Work through the following lines and count those that hold the word "values". Reply with that number only.

-- START Provided information --

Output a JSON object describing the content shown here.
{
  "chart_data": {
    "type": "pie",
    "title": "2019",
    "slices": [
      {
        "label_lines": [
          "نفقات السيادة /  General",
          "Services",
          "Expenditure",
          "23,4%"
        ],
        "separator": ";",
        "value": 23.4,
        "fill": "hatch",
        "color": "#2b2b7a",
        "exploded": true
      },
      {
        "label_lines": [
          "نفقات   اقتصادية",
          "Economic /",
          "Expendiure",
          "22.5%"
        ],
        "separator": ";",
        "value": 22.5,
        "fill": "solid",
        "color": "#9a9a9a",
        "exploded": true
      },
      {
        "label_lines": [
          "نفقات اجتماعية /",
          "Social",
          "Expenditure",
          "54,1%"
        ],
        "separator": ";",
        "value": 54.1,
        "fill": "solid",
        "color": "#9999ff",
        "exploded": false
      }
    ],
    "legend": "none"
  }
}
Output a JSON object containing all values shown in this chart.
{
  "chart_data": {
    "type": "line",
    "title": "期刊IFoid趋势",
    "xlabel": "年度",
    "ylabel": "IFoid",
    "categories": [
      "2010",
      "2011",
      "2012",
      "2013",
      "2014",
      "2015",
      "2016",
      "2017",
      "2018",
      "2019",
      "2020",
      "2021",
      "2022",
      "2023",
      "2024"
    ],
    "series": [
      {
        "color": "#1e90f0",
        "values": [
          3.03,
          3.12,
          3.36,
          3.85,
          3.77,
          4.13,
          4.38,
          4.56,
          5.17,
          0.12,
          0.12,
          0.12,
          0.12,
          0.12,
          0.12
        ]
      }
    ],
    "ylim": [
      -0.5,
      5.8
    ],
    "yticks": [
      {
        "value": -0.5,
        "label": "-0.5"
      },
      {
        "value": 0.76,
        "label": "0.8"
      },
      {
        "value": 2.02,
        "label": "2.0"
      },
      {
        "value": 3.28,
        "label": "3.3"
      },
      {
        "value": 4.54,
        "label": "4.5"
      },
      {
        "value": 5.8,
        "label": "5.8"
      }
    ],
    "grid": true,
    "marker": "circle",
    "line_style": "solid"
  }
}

-- END Provided information --

Output: 2